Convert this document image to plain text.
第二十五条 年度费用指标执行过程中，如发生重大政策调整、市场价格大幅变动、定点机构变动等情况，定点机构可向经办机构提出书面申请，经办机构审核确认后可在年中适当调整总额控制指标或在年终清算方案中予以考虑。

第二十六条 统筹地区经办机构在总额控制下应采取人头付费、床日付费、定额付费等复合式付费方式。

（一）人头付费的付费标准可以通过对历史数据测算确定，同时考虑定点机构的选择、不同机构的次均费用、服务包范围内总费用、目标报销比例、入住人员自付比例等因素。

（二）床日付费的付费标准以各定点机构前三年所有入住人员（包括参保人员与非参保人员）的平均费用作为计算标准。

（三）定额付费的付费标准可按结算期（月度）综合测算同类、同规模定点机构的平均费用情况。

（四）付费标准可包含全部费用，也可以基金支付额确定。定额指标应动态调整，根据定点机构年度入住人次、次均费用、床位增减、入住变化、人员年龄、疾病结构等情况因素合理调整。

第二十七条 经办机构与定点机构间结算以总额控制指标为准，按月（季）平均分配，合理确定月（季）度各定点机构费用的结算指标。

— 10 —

# # #

Repeat the material above in full, quoting it exactly.

◆ **Solution to this problem**:
Convert this document image to plain text.
第二十五条 年度费用指标执行过程中，如发生重大政策调整、市场价格大幅变动、定点机构变动等情况，定点机构可向经办机构提出书面申请，经办机构审核确认后可在年中适当调整总额控制指标或在年终清算方案中予以考虑。

第二十六条 统筹地区经办机构在总额控制下应采取人头付费、床日付费、定额付费等复合式付费方式。

（一）人头付费的付费标准可以通过对历史数据测算确定，同时考虑定点机构的选择、不同机构的次均费用、服务包范围内总费用、目标报销比例、入住人员自付比例等因素。

（二）床日付费的付费标准以各定点机构前三年所有入住人员（包括参保人员与非参保人员）的平均费用作为计算标准。

（三）定额付费的付费标准可按结算期（月度）综合测算同类、同规模定点机构的平均费用情况。

（四）付费标准可包含全部费用，也可以基金支付额确定。定额指标应动态调整，根据定点机构年度入住人次、次均费用、床位增减、入住变化、人员年龄、疾病结构等情况因素合理调整。

第二十七条 经办机构与定点机构间结算以总额控制指标为准，按月（季）平均分配，合理确定月（季）度各定点机构费用的结算指标。

— 10 —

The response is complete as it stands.